▶ _TO DO_: Copy the rows below verbatim, starting at the first row and ending at the row that contains "timeline-bar [130,602,2223,613]", with both ends included.

Saved entries
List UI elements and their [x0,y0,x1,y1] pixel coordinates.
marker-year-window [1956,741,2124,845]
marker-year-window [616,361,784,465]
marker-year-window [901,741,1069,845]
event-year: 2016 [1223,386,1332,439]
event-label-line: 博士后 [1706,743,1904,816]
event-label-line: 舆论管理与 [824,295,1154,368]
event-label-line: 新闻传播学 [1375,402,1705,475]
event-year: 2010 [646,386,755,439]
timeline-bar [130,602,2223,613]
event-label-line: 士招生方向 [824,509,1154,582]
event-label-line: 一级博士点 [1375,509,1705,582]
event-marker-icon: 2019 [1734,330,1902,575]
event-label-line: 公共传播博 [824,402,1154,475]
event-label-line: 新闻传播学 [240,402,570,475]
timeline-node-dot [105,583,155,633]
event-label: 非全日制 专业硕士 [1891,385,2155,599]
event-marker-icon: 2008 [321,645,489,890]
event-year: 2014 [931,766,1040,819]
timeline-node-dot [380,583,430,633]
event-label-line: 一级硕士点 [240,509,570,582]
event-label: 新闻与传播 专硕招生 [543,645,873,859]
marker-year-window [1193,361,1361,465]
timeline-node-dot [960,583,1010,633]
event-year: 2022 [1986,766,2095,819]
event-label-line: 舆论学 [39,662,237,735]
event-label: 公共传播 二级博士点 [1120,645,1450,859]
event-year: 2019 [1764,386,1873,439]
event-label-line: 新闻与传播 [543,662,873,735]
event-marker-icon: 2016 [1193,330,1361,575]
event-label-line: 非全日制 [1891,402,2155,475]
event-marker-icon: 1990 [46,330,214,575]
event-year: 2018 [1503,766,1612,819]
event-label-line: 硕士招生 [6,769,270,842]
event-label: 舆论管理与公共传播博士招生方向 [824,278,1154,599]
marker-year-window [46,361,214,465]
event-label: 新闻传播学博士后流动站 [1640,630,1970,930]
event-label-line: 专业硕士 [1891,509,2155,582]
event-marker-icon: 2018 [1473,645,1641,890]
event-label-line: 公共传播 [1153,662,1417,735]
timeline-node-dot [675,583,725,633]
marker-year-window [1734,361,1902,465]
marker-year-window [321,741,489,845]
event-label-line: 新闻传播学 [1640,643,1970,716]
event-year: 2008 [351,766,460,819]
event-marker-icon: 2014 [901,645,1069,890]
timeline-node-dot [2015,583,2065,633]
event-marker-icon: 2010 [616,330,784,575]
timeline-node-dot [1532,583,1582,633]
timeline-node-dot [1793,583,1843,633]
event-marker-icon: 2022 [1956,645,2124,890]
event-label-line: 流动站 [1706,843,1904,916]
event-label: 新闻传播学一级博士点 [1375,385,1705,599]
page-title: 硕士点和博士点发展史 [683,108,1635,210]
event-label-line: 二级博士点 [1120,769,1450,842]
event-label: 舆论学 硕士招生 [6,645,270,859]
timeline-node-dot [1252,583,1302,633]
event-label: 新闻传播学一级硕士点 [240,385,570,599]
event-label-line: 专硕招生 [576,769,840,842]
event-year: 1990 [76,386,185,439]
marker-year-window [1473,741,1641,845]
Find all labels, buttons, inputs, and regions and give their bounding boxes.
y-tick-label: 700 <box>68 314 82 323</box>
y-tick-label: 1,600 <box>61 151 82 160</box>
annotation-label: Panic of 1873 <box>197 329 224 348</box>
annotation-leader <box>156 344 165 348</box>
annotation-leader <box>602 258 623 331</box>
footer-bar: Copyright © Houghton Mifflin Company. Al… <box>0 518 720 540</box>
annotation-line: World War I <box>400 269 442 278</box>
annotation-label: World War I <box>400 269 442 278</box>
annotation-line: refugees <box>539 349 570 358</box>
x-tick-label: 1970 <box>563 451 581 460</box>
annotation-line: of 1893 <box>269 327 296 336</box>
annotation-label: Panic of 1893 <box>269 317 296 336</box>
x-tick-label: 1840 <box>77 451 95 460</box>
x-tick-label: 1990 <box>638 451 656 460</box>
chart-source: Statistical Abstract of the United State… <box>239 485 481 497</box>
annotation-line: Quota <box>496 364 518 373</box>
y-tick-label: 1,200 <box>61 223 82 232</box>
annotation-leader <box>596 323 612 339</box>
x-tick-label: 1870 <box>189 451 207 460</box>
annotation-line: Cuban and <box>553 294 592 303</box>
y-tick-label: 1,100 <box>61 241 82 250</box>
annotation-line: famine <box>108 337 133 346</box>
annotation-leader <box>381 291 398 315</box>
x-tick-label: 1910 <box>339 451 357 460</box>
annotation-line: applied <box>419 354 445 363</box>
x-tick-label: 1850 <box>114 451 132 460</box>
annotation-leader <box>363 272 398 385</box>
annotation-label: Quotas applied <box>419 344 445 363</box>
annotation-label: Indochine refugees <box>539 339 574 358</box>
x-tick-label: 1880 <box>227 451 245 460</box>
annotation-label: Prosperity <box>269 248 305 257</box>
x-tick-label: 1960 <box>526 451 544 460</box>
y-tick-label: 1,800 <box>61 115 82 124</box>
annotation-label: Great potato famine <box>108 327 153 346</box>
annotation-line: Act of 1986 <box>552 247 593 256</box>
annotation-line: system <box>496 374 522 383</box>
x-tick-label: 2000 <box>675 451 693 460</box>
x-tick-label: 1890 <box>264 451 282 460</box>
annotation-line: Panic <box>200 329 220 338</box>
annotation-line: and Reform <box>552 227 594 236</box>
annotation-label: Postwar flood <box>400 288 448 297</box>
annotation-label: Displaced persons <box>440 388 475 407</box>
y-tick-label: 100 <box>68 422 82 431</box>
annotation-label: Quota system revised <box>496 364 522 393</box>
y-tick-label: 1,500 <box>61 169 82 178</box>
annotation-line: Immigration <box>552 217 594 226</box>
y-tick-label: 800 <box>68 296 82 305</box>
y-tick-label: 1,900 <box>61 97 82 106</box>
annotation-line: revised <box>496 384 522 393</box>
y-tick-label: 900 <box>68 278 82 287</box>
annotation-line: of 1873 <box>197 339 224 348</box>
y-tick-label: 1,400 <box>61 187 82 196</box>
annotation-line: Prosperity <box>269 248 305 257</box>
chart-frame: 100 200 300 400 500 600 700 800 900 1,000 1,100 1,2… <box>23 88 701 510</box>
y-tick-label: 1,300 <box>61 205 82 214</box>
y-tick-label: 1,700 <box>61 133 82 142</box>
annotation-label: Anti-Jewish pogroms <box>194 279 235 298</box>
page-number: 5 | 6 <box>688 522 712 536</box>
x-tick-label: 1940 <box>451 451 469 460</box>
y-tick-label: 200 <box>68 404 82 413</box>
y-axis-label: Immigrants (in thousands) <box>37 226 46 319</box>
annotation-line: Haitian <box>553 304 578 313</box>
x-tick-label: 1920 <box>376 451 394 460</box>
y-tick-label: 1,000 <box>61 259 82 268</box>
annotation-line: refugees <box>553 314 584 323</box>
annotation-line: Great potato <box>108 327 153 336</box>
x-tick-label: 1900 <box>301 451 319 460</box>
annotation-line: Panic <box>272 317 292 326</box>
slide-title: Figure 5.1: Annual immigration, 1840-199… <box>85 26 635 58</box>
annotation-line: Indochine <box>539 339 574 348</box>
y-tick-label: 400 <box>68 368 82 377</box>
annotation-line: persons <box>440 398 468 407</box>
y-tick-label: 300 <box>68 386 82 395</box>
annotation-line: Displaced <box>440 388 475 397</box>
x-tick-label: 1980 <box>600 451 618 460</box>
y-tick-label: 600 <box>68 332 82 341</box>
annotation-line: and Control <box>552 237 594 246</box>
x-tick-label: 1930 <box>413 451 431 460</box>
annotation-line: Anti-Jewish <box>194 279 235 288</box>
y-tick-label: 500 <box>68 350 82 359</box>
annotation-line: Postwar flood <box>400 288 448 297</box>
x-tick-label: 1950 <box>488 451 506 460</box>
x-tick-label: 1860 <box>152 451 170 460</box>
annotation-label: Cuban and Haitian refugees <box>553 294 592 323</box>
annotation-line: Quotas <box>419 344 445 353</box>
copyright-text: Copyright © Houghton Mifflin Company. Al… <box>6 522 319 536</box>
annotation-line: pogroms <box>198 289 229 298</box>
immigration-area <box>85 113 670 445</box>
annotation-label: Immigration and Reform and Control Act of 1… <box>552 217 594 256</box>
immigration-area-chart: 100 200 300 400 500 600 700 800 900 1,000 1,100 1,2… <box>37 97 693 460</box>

▶ _EXERCISE RESULT_:
List UI elements and their [x0,y0,x1,y1] pixel coordinates.
marker-year-window [1956,741,2124,845]
marker-year-window [616,361,784,465]
marker-year-window [901,741,1069,845]
event-year: 2016 [1223,386,1332,439]
event-label-line: 博士后 [1706,743,1904,816]
event-label-line: 舆论管理与 [824,295,1154,368]
event-label-line: 新闻传播学 [1375,402,1705,475]
event-year: 2010 [646,386,755,439]
timeline-bar [130,602,2223,613]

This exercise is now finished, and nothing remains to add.